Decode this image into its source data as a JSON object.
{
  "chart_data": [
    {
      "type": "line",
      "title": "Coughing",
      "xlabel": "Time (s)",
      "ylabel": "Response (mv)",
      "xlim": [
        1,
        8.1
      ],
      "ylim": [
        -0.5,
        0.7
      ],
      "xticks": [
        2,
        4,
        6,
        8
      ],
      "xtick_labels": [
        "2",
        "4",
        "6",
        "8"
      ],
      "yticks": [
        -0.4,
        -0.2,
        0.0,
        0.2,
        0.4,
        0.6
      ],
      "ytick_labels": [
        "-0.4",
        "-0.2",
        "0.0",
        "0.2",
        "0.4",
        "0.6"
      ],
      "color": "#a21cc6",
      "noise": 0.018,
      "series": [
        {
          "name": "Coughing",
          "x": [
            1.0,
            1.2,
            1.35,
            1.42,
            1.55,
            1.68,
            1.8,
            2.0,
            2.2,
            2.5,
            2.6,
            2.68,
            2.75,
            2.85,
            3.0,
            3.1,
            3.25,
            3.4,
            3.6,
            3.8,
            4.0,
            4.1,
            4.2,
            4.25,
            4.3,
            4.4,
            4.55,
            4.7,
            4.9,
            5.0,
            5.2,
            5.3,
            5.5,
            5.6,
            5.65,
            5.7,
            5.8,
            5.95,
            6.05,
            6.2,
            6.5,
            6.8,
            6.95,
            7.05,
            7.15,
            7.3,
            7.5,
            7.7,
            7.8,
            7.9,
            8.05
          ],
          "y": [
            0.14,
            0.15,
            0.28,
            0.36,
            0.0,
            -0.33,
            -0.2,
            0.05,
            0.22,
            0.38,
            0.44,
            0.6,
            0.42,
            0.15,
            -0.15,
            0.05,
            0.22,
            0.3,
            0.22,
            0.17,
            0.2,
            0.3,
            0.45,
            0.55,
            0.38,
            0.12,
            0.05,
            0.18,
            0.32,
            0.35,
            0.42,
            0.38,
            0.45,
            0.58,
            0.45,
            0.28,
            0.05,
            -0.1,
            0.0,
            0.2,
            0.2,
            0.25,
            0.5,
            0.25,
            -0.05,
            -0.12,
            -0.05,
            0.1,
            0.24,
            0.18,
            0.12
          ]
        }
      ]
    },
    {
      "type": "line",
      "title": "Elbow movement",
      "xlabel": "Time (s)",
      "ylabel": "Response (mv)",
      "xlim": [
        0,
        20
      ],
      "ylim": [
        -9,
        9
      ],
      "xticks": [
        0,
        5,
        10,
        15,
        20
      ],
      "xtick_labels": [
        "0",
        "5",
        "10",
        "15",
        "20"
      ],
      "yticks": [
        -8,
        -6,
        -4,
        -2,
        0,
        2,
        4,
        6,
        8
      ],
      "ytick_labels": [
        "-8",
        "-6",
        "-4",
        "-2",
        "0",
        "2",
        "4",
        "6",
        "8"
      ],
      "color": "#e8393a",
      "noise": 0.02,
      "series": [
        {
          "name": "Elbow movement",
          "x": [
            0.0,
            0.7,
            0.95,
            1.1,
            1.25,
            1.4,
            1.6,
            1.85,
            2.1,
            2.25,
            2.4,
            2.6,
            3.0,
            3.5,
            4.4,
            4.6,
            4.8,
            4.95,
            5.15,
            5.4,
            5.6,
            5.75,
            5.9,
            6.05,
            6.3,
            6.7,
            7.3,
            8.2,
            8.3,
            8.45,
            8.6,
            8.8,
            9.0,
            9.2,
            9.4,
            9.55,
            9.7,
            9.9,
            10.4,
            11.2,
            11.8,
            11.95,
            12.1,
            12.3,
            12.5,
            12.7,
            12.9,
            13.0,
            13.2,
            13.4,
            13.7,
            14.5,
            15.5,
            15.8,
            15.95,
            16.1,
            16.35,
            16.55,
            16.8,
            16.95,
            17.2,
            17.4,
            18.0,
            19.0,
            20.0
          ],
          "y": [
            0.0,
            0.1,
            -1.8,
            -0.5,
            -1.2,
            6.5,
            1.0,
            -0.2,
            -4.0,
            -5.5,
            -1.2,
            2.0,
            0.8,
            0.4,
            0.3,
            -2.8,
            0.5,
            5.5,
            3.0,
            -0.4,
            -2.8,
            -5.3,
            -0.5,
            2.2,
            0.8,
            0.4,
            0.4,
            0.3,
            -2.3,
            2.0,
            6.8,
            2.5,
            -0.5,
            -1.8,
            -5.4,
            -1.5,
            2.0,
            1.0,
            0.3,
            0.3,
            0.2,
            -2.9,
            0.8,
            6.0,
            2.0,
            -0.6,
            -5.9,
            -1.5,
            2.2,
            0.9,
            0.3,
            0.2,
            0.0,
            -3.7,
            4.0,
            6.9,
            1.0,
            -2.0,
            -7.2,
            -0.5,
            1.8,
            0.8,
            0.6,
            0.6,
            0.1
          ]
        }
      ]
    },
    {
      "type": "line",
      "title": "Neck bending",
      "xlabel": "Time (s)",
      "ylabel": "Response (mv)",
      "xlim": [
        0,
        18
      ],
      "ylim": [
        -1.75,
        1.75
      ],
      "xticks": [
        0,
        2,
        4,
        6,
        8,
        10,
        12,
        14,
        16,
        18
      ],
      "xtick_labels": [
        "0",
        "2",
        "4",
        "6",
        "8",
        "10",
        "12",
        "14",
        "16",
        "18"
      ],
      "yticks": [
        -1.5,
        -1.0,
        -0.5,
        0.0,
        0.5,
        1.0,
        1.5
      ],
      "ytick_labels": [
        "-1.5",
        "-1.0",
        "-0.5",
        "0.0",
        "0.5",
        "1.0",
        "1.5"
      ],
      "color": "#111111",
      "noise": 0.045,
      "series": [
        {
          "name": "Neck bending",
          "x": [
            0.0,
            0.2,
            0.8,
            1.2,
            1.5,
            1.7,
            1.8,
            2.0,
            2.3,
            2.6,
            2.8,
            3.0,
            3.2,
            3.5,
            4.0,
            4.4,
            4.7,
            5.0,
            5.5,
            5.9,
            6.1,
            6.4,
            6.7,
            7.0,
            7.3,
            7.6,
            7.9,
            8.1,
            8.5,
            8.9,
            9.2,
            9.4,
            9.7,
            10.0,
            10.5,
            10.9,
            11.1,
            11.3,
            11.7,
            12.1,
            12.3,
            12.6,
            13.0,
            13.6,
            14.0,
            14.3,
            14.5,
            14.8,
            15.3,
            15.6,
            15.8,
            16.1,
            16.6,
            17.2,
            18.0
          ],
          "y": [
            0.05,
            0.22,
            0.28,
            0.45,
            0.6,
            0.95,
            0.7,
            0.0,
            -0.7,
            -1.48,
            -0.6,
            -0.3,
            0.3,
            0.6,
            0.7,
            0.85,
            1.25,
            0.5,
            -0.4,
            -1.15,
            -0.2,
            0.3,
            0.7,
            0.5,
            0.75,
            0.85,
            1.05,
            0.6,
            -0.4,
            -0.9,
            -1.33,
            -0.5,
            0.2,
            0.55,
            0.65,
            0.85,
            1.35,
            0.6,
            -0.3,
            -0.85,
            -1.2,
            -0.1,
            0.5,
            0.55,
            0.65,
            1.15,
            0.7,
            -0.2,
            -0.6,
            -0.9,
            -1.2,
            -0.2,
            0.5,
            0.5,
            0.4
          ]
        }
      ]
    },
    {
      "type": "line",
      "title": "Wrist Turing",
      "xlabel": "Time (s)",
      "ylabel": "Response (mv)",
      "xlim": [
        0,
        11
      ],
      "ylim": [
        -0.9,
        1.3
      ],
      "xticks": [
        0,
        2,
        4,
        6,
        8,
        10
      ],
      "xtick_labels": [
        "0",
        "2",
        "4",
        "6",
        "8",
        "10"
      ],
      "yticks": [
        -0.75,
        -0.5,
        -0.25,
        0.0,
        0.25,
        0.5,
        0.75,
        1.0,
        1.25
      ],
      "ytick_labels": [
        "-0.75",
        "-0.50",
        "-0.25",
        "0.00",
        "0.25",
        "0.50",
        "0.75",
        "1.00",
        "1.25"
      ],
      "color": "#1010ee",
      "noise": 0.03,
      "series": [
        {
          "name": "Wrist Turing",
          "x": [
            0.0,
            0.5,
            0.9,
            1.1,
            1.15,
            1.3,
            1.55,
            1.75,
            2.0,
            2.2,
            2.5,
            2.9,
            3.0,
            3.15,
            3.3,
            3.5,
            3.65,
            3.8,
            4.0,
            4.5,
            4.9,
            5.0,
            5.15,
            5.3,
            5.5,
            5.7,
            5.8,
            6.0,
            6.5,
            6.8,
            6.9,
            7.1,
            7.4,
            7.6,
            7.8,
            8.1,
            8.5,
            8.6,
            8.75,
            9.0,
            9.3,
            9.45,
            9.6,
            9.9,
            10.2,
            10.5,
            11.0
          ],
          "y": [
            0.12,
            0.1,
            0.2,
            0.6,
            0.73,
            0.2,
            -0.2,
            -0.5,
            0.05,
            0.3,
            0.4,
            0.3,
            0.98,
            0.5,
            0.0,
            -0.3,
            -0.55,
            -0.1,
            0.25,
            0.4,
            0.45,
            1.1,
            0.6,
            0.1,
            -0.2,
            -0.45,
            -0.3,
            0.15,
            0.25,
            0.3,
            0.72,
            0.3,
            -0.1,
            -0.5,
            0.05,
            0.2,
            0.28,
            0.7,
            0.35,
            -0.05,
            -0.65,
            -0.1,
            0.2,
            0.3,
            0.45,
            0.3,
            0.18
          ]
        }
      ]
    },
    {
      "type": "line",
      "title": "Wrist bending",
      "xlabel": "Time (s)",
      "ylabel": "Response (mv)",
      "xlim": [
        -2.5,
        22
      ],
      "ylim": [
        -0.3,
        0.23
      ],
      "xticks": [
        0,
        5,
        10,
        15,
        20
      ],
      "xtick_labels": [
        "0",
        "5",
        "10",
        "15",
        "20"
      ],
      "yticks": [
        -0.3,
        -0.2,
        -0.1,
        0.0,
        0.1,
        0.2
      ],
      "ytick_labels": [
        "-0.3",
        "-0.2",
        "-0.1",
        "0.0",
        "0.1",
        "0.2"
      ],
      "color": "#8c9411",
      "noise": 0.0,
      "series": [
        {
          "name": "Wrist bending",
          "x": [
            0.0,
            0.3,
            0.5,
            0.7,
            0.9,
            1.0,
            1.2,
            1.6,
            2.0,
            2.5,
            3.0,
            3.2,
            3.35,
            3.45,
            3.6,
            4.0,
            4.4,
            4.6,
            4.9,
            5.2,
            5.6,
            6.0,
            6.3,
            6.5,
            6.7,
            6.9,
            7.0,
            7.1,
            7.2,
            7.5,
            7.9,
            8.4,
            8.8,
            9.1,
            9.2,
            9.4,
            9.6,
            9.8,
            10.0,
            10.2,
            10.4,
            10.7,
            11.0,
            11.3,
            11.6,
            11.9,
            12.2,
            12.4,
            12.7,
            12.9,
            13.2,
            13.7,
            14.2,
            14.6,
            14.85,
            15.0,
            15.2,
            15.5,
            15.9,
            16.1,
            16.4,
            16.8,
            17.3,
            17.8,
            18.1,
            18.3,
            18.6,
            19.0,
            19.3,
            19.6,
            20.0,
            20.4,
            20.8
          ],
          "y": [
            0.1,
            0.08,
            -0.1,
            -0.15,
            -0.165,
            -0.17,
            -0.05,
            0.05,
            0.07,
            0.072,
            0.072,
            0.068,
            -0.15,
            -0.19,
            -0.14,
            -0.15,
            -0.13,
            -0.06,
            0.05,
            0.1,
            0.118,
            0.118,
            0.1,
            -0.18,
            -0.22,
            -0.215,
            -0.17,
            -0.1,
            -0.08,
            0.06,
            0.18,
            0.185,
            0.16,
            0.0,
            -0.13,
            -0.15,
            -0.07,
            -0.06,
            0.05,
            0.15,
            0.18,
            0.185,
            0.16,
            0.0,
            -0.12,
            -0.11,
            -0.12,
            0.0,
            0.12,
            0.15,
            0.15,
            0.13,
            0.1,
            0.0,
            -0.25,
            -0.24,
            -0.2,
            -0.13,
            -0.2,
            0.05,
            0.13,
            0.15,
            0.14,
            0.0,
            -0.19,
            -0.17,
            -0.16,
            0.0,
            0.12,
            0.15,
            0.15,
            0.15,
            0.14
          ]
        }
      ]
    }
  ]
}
▬▬▬▬▬▬▬▬▬▬
* _WHAT THE TASK REQUIRES_
What is the number of lines in the records above that include the word "noise"? Reply with that number and nothing more.

* _RESULT FOR THIS EXERCISE_
5